#### Input for this task ####
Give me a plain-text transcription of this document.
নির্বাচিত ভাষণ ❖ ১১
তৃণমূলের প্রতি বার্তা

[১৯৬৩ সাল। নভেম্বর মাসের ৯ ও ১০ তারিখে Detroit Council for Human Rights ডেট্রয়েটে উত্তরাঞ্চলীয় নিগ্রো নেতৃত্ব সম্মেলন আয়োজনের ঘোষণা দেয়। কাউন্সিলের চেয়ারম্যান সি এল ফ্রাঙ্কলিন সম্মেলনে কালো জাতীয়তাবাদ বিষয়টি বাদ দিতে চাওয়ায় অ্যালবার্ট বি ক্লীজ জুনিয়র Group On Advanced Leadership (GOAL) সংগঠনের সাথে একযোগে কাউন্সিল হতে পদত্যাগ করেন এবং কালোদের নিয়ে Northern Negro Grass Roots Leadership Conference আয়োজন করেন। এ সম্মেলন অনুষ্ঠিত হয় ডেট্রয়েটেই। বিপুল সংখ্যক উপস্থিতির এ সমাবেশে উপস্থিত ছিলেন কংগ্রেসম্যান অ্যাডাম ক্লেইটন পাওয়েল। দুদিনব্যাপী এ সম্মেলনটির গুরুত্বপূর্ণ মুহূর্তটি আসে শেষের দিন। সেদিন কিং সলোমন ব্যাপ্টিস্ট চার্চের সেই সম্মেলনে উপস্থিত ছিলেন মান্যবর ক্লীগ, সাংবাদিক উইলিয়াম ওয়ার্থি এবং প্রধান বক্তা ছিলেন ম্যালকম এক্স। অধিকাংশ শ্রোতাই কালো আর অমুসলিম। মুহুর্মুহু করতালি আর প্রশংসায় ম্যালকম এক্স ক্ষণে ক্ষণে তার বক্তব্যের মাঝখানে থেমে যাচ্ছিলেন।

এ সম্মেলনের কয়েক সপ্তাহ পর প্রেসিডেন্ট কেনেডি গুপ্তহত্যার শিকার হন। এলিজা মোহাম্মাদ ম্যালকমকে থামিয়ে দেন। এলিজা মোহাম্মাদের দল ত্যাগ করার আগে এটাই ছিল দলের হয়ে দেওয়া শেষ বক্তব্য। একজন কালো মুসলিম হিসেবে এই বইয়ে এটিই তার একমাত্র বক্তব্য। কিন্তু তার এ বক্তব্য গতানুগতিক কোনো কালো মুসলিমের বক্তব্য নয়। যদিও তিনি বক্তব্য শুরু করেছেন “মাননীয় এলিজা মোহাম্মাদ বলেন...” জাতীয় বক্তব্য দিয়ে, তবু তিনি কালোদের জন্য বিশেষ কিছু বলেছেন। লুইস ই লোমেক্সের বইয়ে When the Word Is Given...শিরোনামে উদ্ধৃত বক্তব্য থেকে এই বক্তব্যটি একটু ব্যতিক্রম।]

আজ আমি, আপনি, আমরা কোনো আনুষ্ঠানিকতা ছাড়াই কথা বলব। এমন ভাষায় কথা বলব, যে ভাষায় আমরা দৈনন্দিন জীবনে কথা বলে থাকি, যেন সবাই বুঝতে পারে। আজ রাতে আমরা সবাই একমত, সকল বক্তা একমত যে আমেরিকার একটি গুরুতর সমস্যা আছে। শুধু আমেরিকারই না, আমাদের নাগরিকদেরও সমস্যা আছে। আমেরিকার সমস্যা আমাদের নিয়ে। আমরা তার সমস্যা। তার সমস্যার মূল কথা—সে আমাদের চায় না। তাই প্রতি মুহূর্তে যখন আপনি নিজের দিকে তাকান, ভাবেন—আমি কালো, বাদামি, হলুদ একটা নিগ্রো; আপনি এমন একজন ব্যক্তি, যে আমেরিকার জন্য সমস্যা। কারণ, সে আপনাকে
####
- _Exercise_
Above are the records; retype every one exactly.

- _Output_
Give me a plain-text transcription of this document.
নির্বাচিত ভাষণ ❖ ১১
তৃণমূলের প্রতি বার্তা

[১৯৬৩ সাল। নভেম্বর মাসের ৯ ও ১০ তারিখে Detroit Council for Human Rights ডেট্রয়েটে উত্তরাঞ্চলীয় নিগ্রো নেতৃত্ব সম্মেলন আয়োজনের ঘোষণা দেয়। কাউন্সিলের চেয়ারম্যান সি এল ফ্রাঙ্কলিন সম্মেলনে কালো জাতীয়তাবাদ বিষয়টি বাদ দিতে চাওয়ায় অ্যালবার্ট বি ক্লীজ জুনিয়র Group On Advanced Leadership (GOAL) সংগঠনের সাথে একযোগে কাউন্সিল হতে পদত্যাগ করেন এবং কালোদের নিয়ে Northern Negro Grass Roots Leadership Conference আয়োজন করেন। এ সম্মেলন অনুষ্ঠিত হয় ডেট্রয়েটেই। বিপুল সংখ্যক উপস্থিতির এ সমাবেশে উপস্থিত ছিলেন কংগ্রেসম্যান অ্যাডাম ক্লেইটন পাওয়েল। দুদিনব্যাপী এ সম্মেলনটির গুরুত্বপূর্ণ মুহূর্তটি আসে শেষের দিন। সেদিন কিং সলোমন ব্যাপ্টিস্ট চার্চের সেই সম্মেলনে উপস্থিত ছিলেন মান্যবর ক্লীগ, সাংবাদিক উইলিয়াম ওয়ার্থি এবং প্রধান বক্তা ছিলেন ম্যালকম এক্স। অধিকাংশ শ্রোতাই কালো আর অমুসলিম। মুহুর্মুহু করতালি আর প্রশংসায় ম্যালকম এক্স ক্ষণে ক্ষণে তার বক্তব্যের মাঝখানে থেমে যাচ্ছিলেন।

এ সম্মেলনের কয়েক সপ্তাহ পর প্রেসিডেন্ট কেনেডি গুপ্তহত্যার শিকার হন। এলিজা মোহাম্মাদ ম্যালকমকে থামিয়ে দেন। এলিজা মোহাম্মাদের দল ত্যাগ করার আগে এটাই ছিল দলের হয়ে দেওয়া শেষ বক্তব্য। একজন কালো মুসলিম হিসেবে এই বইয়ে এটিই তার একমাত্র বক্তব্য। কিন্তু তার এ বক্তব্য গতানুগতিক কোনো কালো মুসলিমের বক্তব্য নয়। যদিও তিনি বক্তব্য শুরু করেছেন “মাননীয় এলিজা মোহাম্মাদ বলেন...” জাতীয় বক্তব্য দিয়ে, তবু তিনি কালোদের জন্য বিশেষ কিছু বলেছেন। লুইস ই লোমেক্সের বইয়ে When the Word Is Given...শিরোনামে উদ্ধৃত বক্তব্য থেকে এই বক্তব্যটি একটু ব্যতিক্রম।]

আজ আমি, আপনি, আমরা কোনো আনুষ্ঠানিকতা ছাড়াই কথা বলব। এমন ভাষায় কথা বলব, যে ভাষায় আমরা দৈনন্দিন জীবনে কথা বলে থাকি, যেন সবাই বুঝতে পারে। আজ রাতে আমরা সবাই একমত, সকল বক্তা একমত যে আমেরিকার একটি গুরুতর সমস্যা আছে। শুধু আমেরিকারই না, আমাদের নাগরিকদেরও সমস্যা আছে। আমেরিকার সমস্যা আমাদের নিয়ে। আমরা তার সমস্যা। তার সমস্যার মূল কথা—সে আমাদের চায় না। তাই প্রতি মুহূর্তে যখন আপনি নিজের দিকে তাকান, ভাবেন—আমি কালো, বাদামি, হলুদ একটা নিগ্রো; আপনি এমন একজন ব্যক্তি, যে আমেরিকার জন্য সমস্যা। কারণ, সে আপনাকে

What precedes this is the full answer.